> **THE EXERCISE**
Check each line of the listing for the string "ทประก", count the lines that have it, and answer with that number only.

> **RECORDS PROVIDED**

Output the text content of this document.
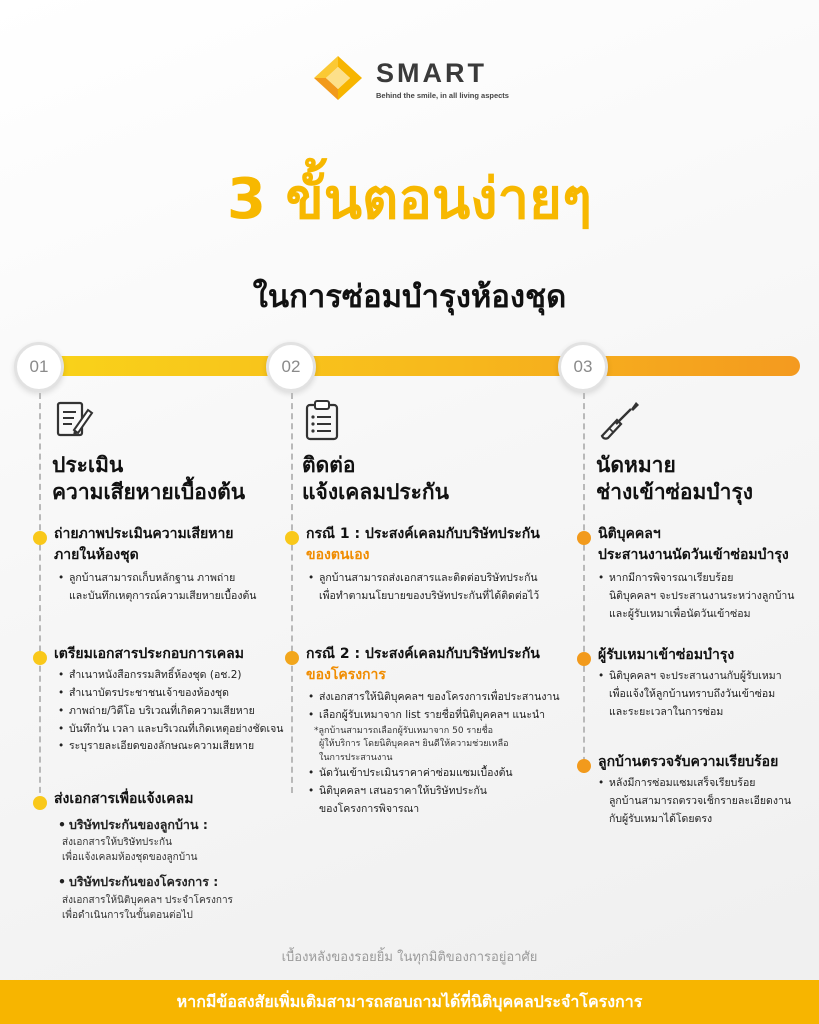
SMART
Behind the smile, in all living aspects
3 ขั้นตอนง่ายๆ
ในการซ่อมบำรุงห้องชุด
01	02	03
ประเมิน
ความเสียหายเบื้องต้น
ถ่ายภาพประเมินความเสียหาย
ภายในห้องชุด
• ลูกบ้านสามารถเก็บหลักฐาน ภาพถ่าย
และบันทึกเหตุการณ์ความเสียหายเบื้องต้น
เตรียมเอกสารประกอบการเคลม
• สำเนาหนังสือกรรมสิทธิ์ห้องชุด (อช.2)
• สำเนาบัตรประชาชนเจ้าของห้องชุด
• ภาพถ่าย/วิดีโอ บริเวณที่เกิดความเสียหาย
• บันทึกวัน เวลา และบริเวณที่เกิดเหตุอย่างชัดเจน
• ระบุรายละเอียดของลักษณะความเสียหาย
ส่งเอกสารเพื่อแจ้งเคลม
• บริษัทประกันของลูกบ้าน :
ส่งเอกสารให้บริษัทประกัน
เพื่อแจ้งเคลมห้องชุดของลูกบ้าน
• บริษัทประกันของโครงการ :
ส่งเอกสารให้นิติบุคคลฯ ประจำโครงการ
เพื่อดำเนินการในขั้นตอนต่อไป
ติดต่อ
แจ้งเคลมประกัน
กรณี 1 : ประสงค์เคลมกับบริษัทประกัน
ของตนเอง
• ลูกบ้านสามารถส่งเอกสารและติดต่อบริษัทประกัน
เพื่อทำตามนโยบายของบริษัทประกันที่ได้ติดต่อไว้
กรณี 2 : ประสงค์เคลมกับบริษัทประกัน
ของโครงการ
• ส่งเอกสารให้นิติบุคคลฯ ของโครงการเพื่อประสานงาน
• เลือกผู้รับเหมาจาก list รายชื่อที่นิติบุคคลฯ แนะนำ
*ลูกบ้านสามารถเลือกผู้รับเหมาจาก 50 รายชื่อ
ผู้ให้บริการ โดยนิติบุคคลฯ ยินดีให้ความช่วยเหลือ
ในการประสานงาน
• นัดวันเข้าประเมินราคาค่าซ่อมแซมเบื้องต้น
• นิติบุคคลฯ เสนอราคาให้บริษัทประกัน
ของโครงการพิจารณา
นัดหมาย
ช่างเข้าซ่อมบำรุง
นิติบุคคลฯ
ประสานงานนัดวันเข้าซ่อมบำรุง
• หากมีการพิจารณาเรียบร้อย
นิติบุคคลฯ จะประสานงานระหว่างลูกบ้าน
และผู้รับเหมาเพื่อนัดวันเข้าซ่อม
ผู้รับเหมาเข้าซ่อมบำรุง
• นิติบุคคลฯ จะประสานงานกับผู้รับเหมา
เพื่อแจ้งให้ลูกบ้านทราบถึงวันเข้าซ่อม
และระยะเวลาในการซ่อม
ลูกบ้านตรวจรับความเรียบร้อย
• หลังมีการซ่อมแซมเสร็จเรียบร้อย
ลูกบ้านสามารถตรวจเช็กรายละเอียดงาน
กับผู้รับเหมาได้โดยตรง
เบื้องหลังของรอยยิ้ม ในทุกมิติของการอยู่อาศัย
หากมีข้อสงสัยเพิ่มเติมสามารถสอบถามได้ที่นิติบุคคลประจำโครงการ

> **ANSWER FOR THE TASK**
8